- REQUEST
Gather from the listing below each line that includes the word "Successful", and copy it.

- GIVEN DATA
========================

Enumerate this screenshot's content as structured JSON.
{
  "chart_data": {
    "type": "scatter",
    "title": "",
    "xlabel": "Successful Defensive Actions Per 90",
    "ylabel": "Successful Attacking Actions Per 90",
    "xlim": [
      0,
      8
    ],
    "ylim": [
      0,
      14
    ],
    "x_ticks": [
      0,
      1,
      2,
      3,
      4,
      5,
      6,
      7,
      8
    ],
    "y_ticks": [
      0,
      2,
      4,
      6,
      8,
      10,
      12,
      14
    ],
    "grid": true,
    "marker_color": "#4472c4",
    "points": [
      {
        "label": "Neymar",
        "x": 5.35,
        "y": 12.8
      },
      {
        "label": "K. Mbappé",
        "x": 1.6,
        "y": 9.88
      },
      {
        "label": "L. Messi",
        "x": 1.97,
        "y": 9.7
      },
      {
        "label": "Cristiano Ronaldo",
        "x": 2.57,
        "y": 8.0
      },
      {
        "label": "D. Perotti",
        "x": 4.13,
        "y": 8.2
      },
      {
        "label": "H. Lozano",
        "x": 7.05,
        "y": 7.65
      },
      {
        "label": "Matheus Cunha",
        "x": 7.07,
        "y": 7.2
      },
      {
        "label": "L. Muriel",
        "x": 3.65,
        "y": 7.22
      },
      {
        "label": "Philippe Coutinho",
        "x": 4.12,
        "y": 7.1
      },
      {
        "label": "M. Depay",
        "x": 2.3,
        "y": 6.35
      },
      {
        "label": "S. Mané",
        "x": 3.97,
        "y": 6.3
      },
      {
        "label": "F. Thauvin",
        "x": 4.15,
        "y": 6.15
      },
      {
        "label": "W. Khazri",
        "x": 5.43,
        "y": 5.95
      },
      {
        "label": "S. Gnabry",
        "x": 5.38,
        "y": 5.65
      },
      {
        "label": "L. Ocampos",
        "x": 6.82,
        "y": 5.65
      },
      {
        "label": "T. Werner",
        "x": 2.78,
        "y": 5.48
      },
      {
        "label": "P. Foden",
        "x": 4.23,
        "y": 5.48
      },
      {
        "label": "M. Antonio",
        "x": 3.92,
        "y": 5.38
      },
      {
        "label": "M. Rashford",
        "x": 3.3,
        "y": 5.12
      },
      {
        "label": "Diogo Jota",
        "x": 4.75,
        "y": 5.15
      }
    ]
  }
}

========================

- THE COMPLETED TASK
    "xlabel": "Successful Defensive Actions Per 90",
    "ylabel": "Successful Attacking Actions Per 90",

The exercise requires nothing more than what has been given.